— START Exercise input —
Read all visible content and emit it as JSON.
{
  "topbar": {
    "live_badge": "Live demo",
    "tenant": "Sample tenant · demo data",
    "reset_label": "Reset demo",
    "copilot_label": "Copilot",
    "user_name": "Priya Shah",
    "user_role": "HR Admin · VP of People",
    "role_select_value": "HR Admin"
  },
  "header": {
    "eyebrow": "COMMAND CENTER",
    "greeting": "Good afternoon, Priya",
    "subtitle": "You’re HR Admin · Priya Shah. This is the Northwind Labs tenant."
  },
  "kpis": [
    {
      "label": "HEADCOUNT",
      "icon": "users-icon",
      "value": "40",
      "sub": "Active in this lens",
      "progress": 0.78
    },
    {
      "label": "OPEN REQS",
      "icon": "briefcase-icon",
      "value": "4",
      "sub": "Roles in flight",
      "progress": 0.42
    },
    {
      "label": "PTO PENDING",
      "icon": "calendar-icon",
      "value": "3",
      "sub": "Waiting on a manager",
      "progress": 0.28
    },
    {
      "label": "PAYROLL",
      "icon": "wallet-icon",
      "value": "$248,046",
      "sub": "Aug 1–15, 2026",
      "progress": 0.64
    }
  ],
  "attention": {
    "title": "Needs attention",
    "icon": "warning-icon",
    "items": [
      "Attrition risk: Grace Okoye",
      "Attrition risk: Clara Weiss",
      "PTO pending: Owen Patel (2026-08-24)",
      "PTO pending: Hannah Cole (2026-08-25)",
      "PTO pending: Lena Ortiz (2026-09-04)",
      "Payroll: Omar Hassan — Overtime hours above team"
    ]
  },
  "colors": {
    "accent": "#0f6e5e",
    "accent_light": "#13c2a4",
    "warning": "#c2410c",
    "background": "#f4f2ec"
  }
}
— END Exercise input —
| The request |
Look through the entries above and count each line holding "Attrition"; report the count alone.

| Task output |
2